THE REQUEST. In the records that follow, locate every line with "filosofia" and extract it.

# Start of DATA SECTION

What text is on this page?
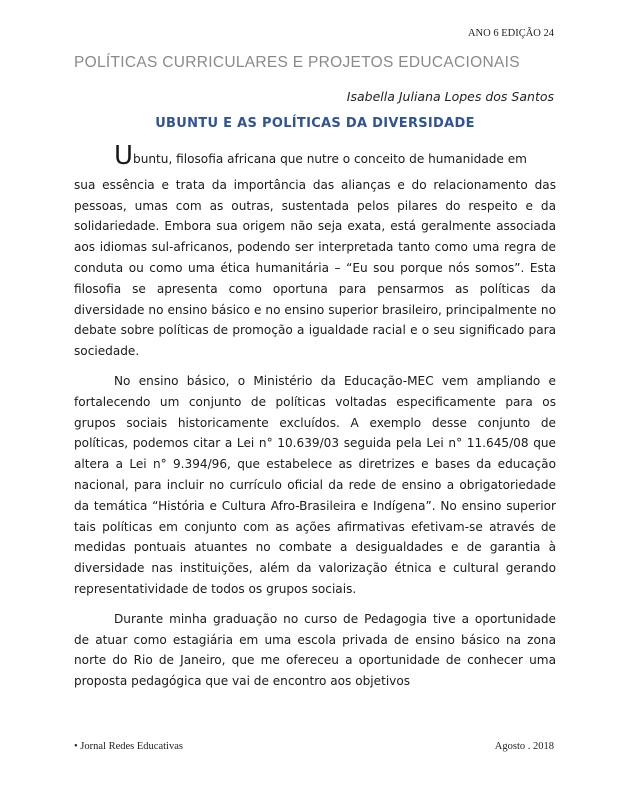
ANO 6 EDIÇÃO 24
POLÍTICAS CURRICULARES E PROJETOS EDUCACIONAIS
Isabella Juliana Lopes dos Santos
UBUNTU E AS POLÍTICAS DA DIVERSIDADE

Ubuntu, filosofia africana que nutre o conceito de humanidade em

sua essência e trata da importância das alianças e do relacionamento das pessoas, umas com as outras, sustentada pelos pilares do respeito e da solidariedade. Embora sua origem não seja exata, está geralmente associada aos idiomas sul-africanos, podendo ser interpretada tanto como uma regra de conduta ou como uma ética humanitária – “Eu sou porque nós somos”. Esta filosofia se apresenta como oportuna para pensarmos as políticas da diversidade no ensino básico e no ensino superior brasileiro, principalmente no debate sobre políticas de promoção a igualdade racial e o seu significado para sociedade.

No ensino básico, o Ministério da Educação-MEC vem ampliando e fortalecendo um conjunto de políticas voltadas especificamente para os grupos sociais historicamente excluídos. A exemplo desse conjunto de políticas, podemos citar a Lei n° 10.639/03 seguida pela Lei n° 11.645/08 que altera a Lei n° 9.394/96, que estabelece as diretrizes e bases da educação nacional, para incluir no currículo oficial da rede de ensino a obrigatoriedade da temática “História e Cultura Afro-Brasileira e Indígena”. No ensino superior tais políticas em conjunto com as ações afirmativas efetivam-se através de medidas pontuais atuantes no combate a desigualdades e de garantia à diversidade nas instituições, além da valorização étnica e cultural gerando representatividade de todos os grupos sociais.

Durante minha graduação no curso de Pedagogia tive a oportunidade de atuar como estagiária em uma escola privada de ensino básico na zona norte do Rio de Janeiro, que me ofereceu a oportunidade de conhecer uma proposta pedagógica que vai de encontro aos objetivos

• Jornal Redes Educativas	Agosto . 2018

# End of DATA SECTION

FULL SOLUTION.
Ubuntu, filosofia africana que nutre o conceito de humanidade em
sua essência e trata da importância das alianças e do relacionamento das pessoas, umas com as outras, sustentada pelos pilares do respeito e da solidariedade. Embora sua origem não seja exata, está geralmente associada aos idiomas sul-africanos, podendo ser interpretada tanto como uma regra de conduta ou como uma ética humanitária – “Eu sou porque nós somos”. Esta filosofia se apresenta como oportuna para pensarmos as políticas da diversidade no ensino básico e no ensino superior brasileiro, principalmente no debate sobre políticas de promoção a igualdade racial e o seu significado para sociedade.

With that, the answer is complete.